__WHAT YOU SHOULD DO__
Note how many lines in the following material mention "xlabel", then give that number by itself.

__AVAILABLE RECORDS__
┄┄┄┄┄┄┄┄┄┄
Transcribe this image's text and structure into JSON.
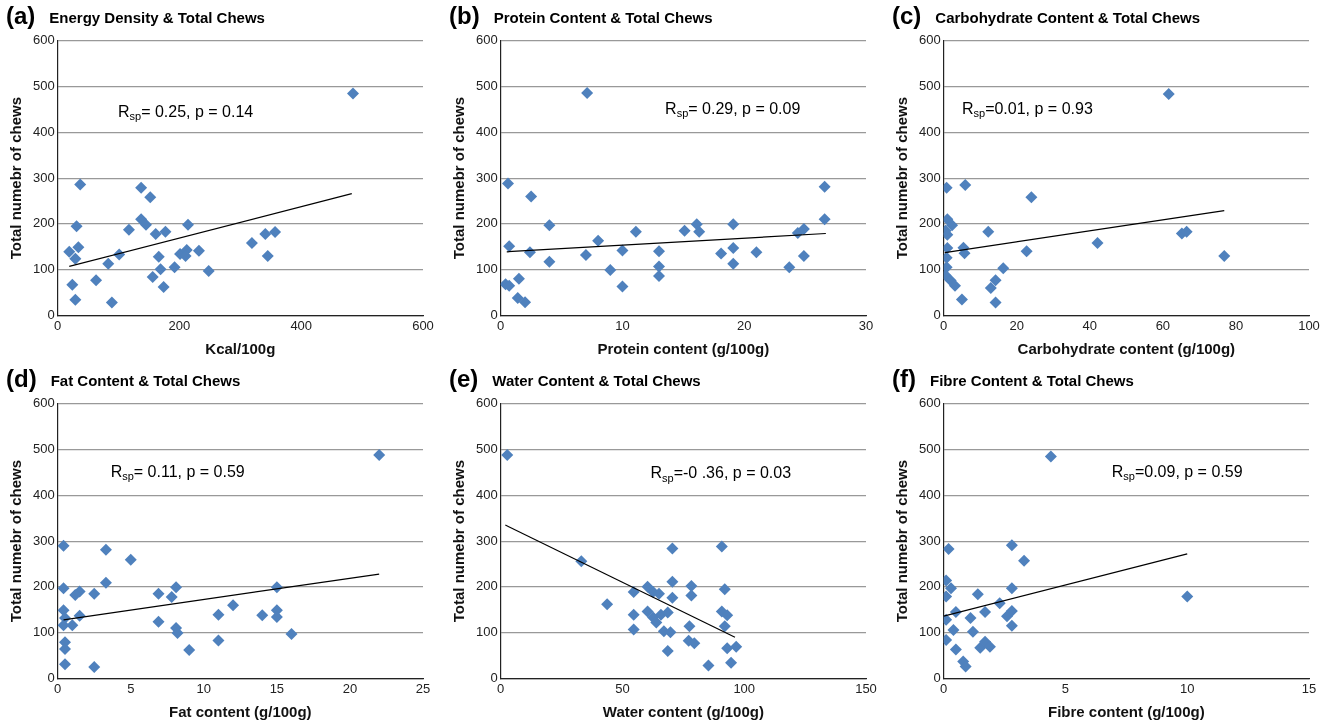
{
  "chart_data": [
    {
      "type": "scatter",
      "title": "Energy Density & Total Chews",
      "xlabel": "Kcal/100g",
      "ylabel": "Total numebr of chews",
      "xlim": [
        0,
        600
      ],
      "xticks": [
        0,
        200,
        400,
        600
      ],
      "ylim": [
        0,
        600
      ],
      "yticks": [
        0,
        100,
        200,
        300,
        400,
        500,
        600
      ],
      "grid": "y",
      "legend": false,
      "annotations": [
        "(a)",
        "R$_{sp}$= 0.25, p = 0.14"
      ],
      "series": [
        {
          "type": "scatter",
          "color": "#4f81bd",
          "marker": "diamond",
          "x": [
            485,
            37,
            137,
            152,
            31,
            137,
            145,
            117,
            161,
            177,
            214,
            19,
            34,
            29,
            83,
            101,
            166,
            156,
            169,
            174,
            192,
            201,
            212,
            210,
            232,
            248,
            319,
            341,
            357,
            345,
            24,
            63,
            29,
            89
          ],
          "values": [
            485,
            286,
            279,
            258,
            195,
            210,
            198,
            187,
            178,
            183,
            198,
            139,
            149,
            124,
            113,
            133,
            128,
            84,
            101,
            62,
            105,
            134,
            143,
            130,
            141,
            97,
            158,
            178,
            182,
            130,
            67,
            77,
            34,
            28
          ]
        },
        {
          "type": "line",
          "color": "#000000",
          "marker": "none",
          "x": [
            19,
            483
          ],
          "values": [
            107,
            266
          ]
        }
      ]
    },
    {
      "type": "scatter",
      "title": "Protein Content & Total Chews",
      "xlabel": "Protein content (g/100g)",
      "ylabel": "Total numebr of chews",
      "xlim": [
        0,
        30
      ],
      "xticks": [
        0,
        10,
        20,
        30
      ],
      "ylim": [
        0,
        600
      ],
      "yticks": [
        0,
        100,
        200,
        300,
        400,
        500,
        600
      ],
      "grid": "y",
      "legend": false,
      "annotations": [
        "(b)",
        "R$_{sp}$= 0.29, p = 0.09"
      ],
      "series": [
        {
          "type": "scatter",
          "color": "#4f81bd",
          "marker": "diamond",
          "x": [
            7.1,
            0.6,
            2.5,
            26.6,
            26.6,
            4.0,
            16.1,
            19.1,
            11.1,
            15.1,
            16.3,
            24.4,
            24.9,
            0.7,
            2.4,
            8.0,
            7.0,
            10.0,
            13.0,
            18.1,
            19.1,
            21.0,
            4.0,
            9.0,
            13.0,
            13.0,
            19.1,
            24.9,
            23.7,
            10.0,
            0.4,
            0.7,
            1.5,
            1.4,
            2.0
          ],
          "values": [
            486,
            288,
            260,
            281,
            210,
            197,
            199,
            199,
            183,
            185,
            183,
            180,
            189,
            151,
            138,
            163,
            132,
            142,
            140,
            135,
            147,
            138,
            117,
            99,
            107,
            86,
            113,
            130,
            105,
            63,
            68,
            65,
            80,
            38,
            29
          ]
        },
        {
          "type": "line",
          "color": "#000000",
          "marker": "none",
          "x": [
            0.5,
            26.7
          ],
          "values": [
            139,
            179
          ]
        }
      ]
    },
    {
      "type": "scatter",
      "title": "Carbohydrate Content & Total Chews",
      "xlabel": "Carbohydrate content (g/100g)",
      "ylabel": "Total numebr of chews",
      "xlim": [
        0,
        100
      ],
      "xticks": [
        0,
        20,
        40,
        60,
        80,
        100
      ],
      "ylim": [
        0,
        600
      ],
      "yticks": [
        0,
        100,
        200,
        300,
        400,
        500,
        600
      ],
      "grid": "y",
      "legend": false,
      "annotations": [
        "(c)",
        "R$_{sp}$=0.01, p = 0.93"
      ],
      "series": [
        {
          "type": "scatter",
          "color": "#4f81bd",
          "marker": "diamond",
          "x": [
            61.6,
            5.9,
            0.8,
            24.0,
            1.0,
            2.3,
            0.5,
            1.0,
            12.2,
            65.2,
            66.5,
            42.1,
            76.8,
            22.7,
            5.4,
            5.7,
            1.0,
            0.8,
            0.8,
            0.5,
            1.9,
            3.1,
            5.0,
            14.2,
            12.9,
            14.2,
            15.5,
            16.3
          ],
          "values": [
            484,
            285,
            279,
            258,
            210,
            197,
            185,
            176,
            183,
            179,
            183,
            158,
            130,
            140,
            148,
            136,
            147,
            126,
            105,
            88,
            76,
            65,
            35,
            28,
            60,
            77,
            null,
            103
          ]
        },
        {
          "type": "line",
          "color": "#000000",
          "marker": "none",
          "x": [
            0.3,
            76.8
          ],
          "values": [
            137,
            229
          ]
        }
      ]
    },
    {
      "type": "scatter",
      "title": "Fat Content & Total Chews",
      "xlabel": "Fat content (g/100g)",
      "ylabel": "Total numebr of chews",
      "xlim": [
        0,
        25
      ],
      "xticks": [
        0,
        5,
        10,
        15,
        20,
        25
      ],
      "ylim": [
        0,
        600
      ],
      "yticks": [
        0,
        100,
        200,
        300,
        400,
        500,
        600
      ],
      "grid": "y",
      "legend": false,
      "annotations": [
        "(d)",
        "R$_{sp}$= 0.11, p = 0.59"
      ],
      "series": [
        {
          "type": "scatter",
          "color": "#4f81bd",
          "marker": "diamond",
          "x": [
            22.0,
            0.4,
            3.3,
            5.0,
            3.3,
            0.4,
            1.5,
            1.2,
            2.5,
            6.9,
            8.1,
            7.8,
            15.0,
            12.0,
            0.4,
            0.5,
            1.5,
            1.0,
            0.4,
            6.9,
            11.0,
            14.0,
            15.0,
            15.0,
            8.1,
            8.2,
            16.0,
            11.0,
            9.0,
            0.5,
            0.5,
            0.5,
            2.5
          ],
          "values": [
            488,
            290,
            281,
            259,
            209,
            197,
            190,
            182,
            185,
            185,
            199,
            178,
            199,
            160,
            149,
            132,
            137,
            116,
            116,
            124,
            139,
            138,
            149,
            134,
            110,
            99,
            97,
            83,
            62,
            79,
            64,
            31,
            25
          ]
        },
        {
          "type": "line",
          "color": "#000000",
          "marker": "none",
          "x": [
            0.4,
            22.0
          ],
          "values": [
            128,
            228
          ]
        }
      ]
    },
    {
      "type": "scatter",
      "title": "Water Content & Total Chews",
      "xlabel": "Water content (g/100g)",
      "ylabel": "Total numebr of chews",
      "xlim": [
        0,
        150
      ],
      "xticks": [
        0,
        50,
        100,
        150
      ],
      "ylim": [
        0,
        600
      ],
      "yticks": [
        0,
        100,
        200,
        300,
        400,
        500,
        600
      ],
      "grid": "y",
      "legend": false,
      "annotations": [
        "(e)",
        "R$_{sp}$=-0 .36, p = 0.03"
      ],
      "series": [
        {
          "type": "scatter",
          "color": "#4f81bd",
          "marker": "diamond",
          "x": [
            2.7,
            33.1,
            43.7,
            54.6,
            54.6,
            54.6,
            60.3,
            62.6,
            65.0,
            60.3,
            62.6,
            65.8,
            68.6,
            63.9,
            67.0,
            69.7,
            68.6,
            70.5,
            70.5,
            70.5,
            78.3,
            78.3,
            77.5,
            77.2,
            79.5,
            85.3,
            90.8,
            92.0,
            90.8,
            93.0,
            92.0,
            93.0,
            96.7,
            94.6
          ],
          "values": [
            488,
            256,
            162,
            189,
            139,
            107,
            200,
            189,
            185,
            146,
            133,
            139,
            144,
            122,
            103,
            101,
            60,
            284,
            211,
            176,
            202,
            181,
            114,
            82,
            77,
            28,
            288,
            195,
            146,
            138,
            114,
            66,
            69,
            34
          ]
        },
        {
          "type": "line",
          "color": "#000000",
          "marker": "none",
          "x": [
            1.9,
            96.2
          ],
          "values": [
            335,
            90
          ]
        }
      ]
    },
    {
      "type": "scatter",
      "title": "Fibre Content & Total Chews",
      "xlabel": "Fibre content (g/100g)",
      "ylabel": "Total numebr of chews",
      "xlim": [
        0,
        15
      ],
      "xticks": [
        0,
        5,
        10,
        15
      ],
      "ylim": [
        0,
        600
      ],
      "yticks": [
        0,
        100,
        200,
        300,
        400,
        500,
        600
      ],
      "grid": "y",
      "legend": false,
      "annotations": [
        "(f)",
        "R$_{sp}$=0.09, p = 0.59"
      ],
      "series": [
        {
          "type": "scatter",
          "color": "#4f81bd",
          "marker": "diamond",
          "x": [
            4.4,
            0.2,
            2.8,
            3.3,
            10.0,
            2.8,
            1.4,
            2.3,
            0.1,
            0.3,
            0.1,
            0.5,
            1.7,
            2.8,
            2.6,
            2.8,
            1.1,
            0.1,
            0.4,
            0.1,
            1.2,
            0.5,
            1.5,
            1.7,
            1.9,
            0.8,
            0.9
          ],
          "values": [
            485,
            283,
            291,
            257,
            179,
            197,
            184,
            164,
            214,
            197,
            179,
            145,
            145,
            147,
            136,
            115,
            132,
            128,
            106,
            84,
            102,
            63,
            67,
            80,
            69,
            37,
            26
          ]
        },
        {
          "type": "line",
          "color": "#000000",
          "marker": "none",
          "x": [
            0,
            10.0
          ],
          "values": [
            136,
            272
          ]
        }
      ]
    }
  ]
}
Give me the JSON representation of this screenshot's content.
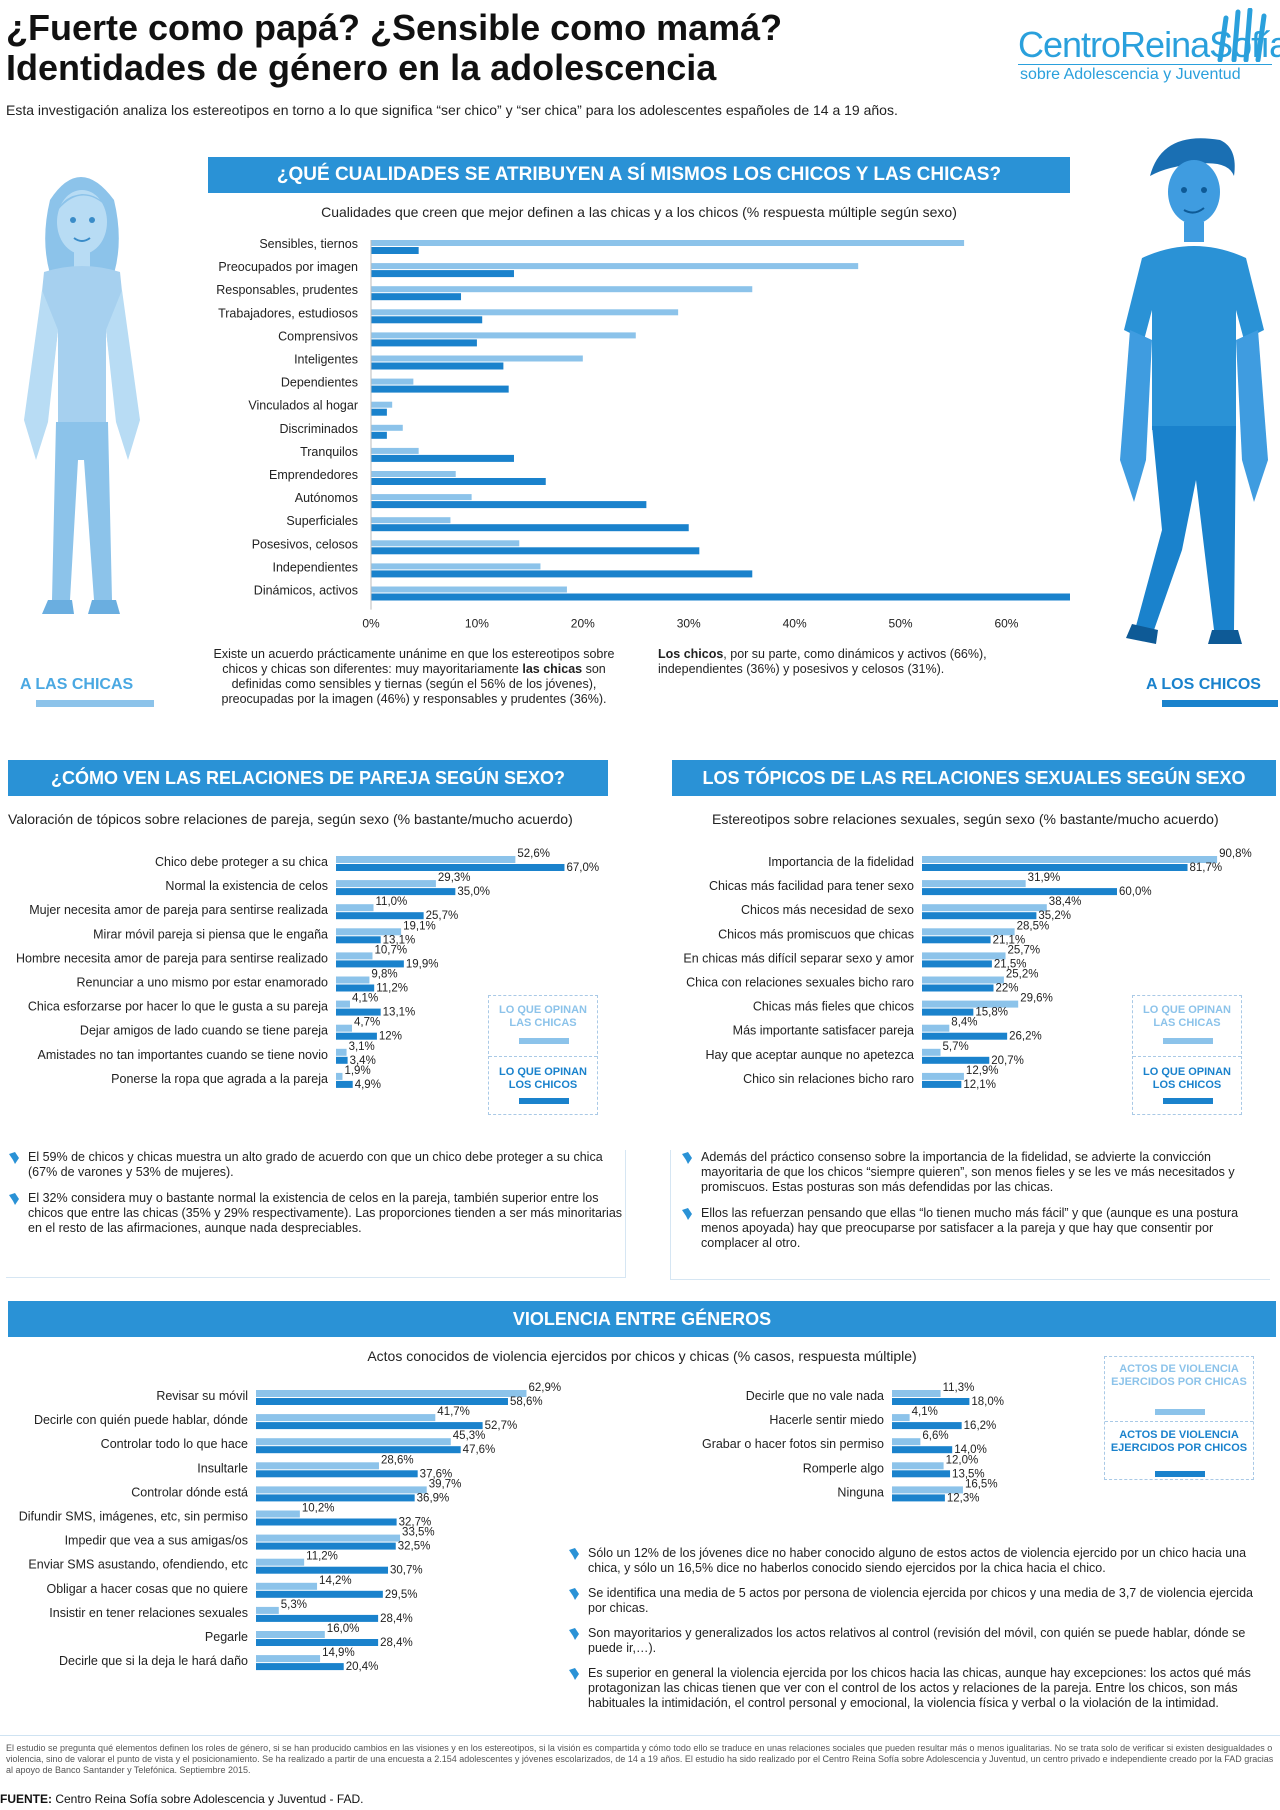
┄┄┄┄┄┄┄┄┄┄
__SOLUTION TO THE PROBLEM__
6